YOUR GOAL: Check every line of the entries that follow, and copy the ones containing "cada".

[Stored records]
--- start ---

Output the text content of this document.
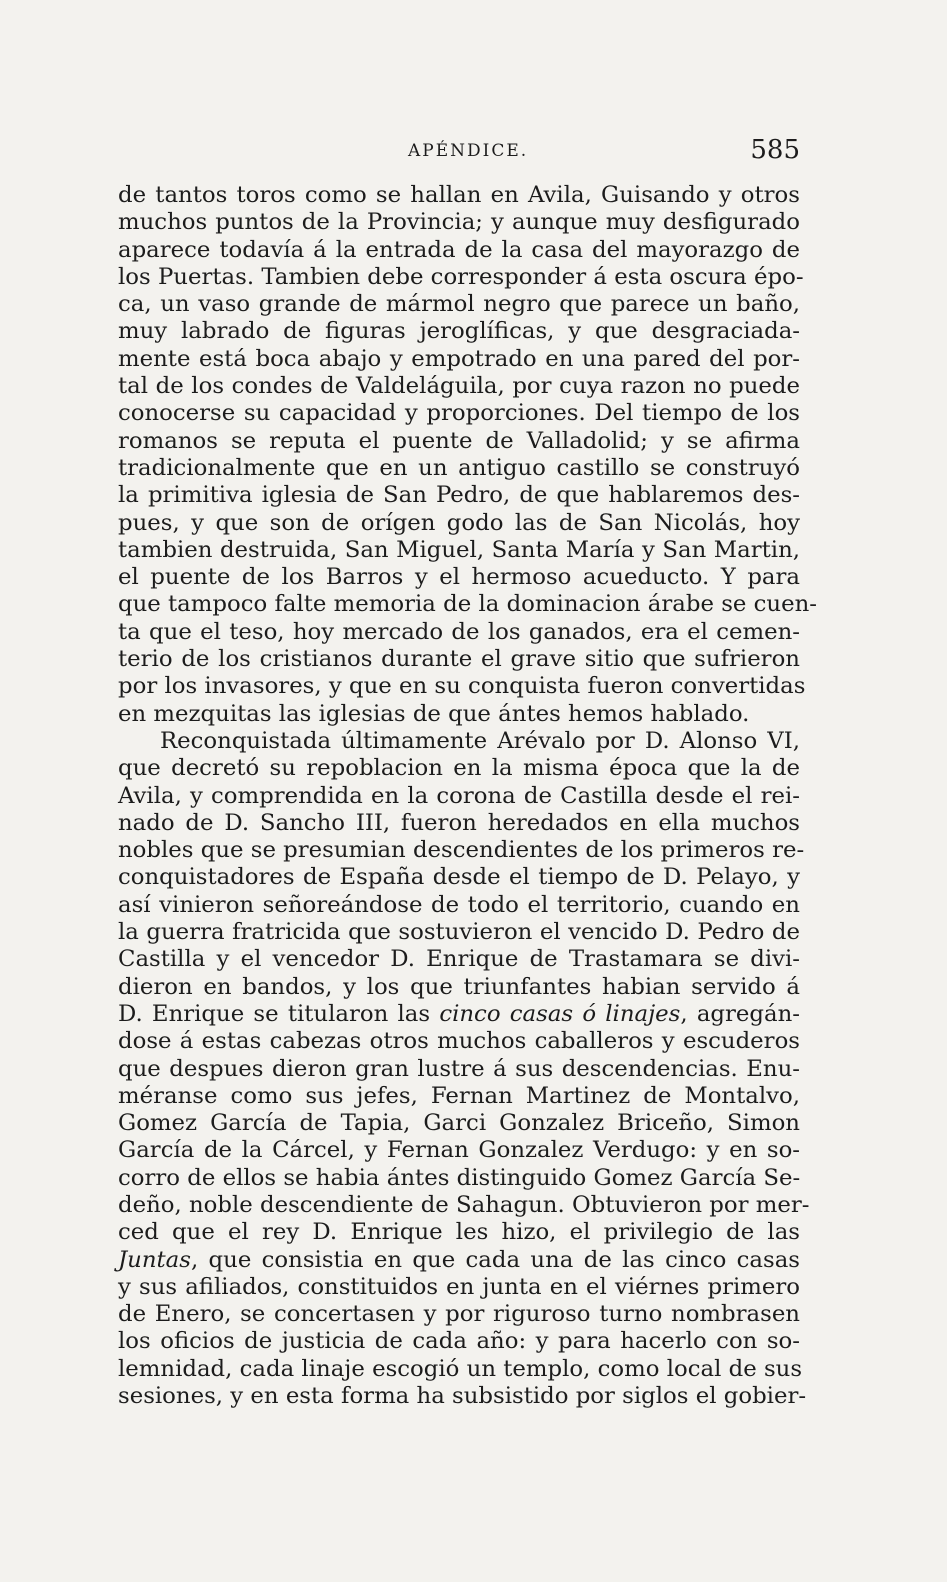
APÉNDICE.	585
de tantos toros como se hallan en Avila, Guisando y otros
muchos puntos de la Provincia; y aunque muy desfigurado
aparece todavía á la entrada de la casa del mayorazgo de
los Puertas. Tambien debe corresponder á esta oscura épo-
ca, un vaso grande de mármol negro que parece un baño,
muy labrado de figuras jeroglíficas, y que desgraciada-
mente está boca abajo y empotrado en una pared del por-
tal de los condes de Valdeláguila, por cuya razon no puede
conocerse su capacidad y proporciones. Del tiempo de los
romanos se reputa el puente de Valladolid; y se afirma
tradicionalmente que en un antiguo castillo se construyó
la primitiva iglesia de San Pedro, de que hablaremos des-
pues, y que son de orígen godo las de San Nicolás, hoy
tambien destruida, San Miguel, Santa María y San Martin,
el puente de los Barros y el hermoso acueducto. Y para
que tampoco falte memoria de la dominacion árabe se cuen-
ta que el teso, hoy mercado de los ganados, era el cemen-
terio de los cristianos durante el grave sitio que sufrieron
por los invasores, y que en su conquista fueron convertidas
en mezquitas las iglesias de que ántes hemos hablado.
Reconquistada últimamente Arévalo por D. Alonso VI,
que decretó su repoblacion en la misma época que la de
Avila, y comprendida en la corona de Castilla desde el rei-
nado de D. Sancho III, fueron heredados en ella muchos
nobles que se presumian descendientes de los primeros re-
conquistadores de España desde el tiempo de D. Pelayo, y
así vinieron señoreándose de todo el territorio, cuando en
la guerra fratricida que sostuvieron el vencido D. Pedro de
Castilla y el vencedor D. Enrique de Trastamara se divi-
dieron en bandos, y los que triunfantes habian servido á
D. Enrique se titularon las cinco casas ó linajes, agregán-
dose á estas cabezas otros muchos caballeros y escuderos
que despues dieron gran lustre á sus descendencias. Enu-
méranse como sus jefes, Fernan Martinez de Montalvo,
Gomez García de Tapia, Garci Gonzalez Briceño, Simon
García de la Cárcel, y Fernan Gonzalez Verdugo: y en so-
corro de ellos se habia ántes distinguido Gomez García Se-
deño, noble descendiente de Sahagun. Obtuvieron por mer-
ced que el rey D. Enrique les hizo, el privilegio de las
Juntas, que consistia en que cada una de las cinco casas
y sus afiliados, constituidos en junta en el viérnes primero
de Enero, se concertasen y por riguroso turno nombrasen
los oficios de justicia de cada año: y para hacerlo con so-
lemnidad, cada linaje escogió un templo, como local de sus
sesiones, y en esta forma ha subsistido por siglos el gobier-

--- end ---

RIGHT ANSWER:
Juntas, que consistia en que cada una de las cinco casas
los oficios de justicia de cada año: y para hacerlo con so-
lemnidad, cada linaje escogió un templo, como local de sus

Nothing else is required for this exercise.